What you should do:
Write every record out again exactly as given.

Data excerpts:
===============
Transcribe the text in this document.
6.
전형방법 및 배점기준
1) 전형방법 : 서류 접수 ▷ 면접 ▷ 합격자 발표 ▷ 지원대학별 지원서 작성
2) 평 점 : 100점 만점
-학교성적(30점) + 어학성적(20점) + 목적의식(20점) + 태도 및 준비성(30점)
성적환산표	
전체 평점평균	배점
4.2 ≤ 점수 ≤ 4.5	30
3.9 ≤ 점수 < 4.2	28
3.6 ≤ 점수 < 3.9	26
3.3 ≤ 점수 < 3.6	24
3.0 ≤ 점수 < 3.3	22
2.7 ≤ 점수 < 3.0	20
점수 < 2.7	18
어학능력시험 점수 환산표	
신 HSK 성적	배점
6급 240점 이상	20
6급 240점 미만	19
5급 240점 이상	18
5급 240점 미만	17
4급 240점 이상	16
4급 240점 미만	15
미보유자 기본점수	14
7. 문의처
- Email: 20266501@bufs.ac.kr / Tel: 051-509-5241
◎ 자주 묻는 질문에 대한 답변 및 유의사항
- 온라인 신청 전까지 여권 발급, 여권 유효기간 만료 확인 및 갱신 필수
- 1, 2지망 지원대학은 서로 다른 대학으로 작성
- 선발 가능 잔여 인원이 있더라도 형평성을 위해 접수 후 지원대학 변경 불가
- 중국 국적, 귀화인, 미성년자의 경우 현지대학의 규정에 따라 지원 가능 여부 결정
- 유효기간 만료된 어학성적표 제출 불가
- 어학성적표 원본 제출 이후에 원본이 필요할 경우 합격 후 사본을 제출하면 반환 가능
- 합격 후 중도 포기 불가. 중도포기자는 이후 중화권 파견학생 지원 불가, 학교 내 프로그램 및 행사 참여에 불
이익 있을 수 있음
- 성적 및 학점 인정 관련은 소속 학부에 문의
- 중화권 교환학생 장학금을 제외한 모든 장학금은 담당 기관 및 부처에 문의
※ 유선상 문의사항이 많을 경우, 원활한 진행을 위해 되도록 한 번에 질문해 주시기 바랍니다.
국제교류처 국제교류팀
===============
Correct response:
Transcribe the text in this document.
6.
전형방법 및 배점기준
1) 전형방법 : 서류 접수 ▷ 면접 ▷ 합격자 발표 ▷ 지원대학별 지원서 작성
2) 평 점 : 100점 만점
-학교성적(30점) + 어학성적(20점) + 목적의식(20점) + 태도 및 준비성(30점)
성적환산표	
전체 평점평균	배점
4.2 ≤ 점수 ≤ 4.5	30
3.9 ≤ 점수 < 4.2	28
3.6 ≤ 점수 < 3.9	26
3.3 ≤ 점수 < 3.6	24
3.0 ≤ 점수 < 3.3	22
2.7 ≤ 점수 < 3.0	20
점수 < 2.7	18
어학능력시험 점수 환산표	
신 HSK 성적	배점
6급 240점 이상	20
6급 240점 미만	19
5급 240점 이상	18
5급 240점 미만	17
4급 240점 이상	16
4급 240점 미만	15
미보유자 기본점수	14
7. 문의처
- Email: 20266501@bufs.ac.kr / Tel: 051-509-5241
◎ 자주 묻는 질문에 대한 답변 및 유의사항
- 온라인 신청 전까지 여권 발급, 여권 유효기간 만료 확인 및 갱신 필수
- 1, 2지망 지원대학은 서로 다른 대학으로 작성
- 선발 가능 잔여 인원이 있더라도 형평성을 위해 접수 후 지원대학 변경 불가
- 중국 국적, 귀화인, 미성년자의 경우 현지대학의 규정에 따라 지원 가능 여부 결정
- 유효기간 만료된 어학성적표 제출 불가
- 어학성적표 원본 제출 이후에 원본이 필요할 경우 합격 후 사본을 제출하면 반환 가능
- 합격 후 중도 포기 불가. 중도포기자는 이후 중화권 파견학생 지원 불가, 학교 내 프로그램 및 행사 참여에 불
이익 있을 수 있음
- 성적 및 학점 인정 관련은 소속 학부에 문의
- 중화권 교환학생 장학금을 제외한 모든 장학금은 담당 기관 및 부처에 문의
※ 유선상 문의사항이 많을 경우, 원활한 진행을 위해 되도록 한 번에 질문해 주시기 바랍니다.
국제교류처 국제교류팀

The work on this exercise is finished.